# THE PROBLEM:
List all lines of the data that include the string "this".
--- START OF RAW RECORDS ---
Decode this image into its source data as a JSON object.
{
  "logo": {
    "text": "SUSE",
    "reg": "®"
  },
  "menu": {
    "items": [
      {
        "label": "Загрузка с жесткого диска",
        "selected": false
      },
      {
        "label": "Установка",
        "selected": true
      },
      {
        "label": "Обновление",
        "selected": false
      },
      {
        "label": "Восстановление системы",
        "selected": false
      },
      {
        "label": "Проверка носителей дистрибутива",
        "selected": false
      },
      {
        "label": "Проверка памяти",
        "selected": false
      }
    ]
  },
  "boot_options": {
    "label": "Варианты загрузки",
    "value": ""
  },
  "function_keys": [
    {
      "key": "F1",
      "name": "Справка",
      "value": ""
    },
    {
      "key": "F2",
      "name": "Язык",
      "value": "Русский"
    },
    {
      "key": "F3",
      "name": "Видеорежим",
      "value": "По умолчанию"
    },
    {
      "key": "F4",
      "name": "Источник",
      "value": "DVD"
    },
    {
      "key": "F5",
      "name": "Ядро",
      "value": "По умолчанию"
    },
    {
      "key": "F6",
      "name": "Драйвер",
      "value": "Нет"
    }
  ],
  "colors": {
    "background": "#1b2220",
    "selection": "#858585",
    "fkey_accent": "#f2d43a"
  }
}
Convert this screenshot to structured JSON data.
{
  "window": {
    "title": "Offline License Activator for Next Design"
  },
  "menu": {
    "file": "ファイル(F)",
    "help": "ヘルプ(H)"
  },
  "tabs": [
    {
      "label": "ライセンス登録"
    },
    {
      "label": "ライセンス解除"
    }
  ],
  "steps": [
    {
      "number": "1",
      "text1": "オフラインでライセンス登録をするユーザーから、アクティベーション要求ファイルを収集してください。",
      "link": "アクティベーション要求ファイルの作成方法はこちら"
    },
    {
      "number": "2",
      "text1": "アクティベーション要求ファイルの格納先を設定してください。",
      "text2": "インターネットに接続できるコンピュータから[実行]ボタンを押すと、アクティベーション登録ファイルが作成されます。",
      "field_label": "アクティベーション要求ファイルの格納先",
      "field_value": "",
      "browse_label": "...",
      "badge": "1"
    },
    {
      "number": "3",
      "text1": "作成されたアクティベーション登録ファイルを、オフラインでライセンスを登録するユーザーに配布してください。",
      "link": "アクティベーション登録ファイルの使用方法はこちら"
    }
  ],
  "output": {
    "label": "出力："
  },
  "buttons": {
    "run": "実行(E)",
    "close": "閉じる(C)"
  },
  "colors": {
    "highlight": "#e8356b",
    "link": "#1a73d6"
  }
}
--- END OF RAW RECORDS ---
# FINAL RESULT:
Decode this image into its source data as a JSON object.
Convert this screenshot to structured JSON data.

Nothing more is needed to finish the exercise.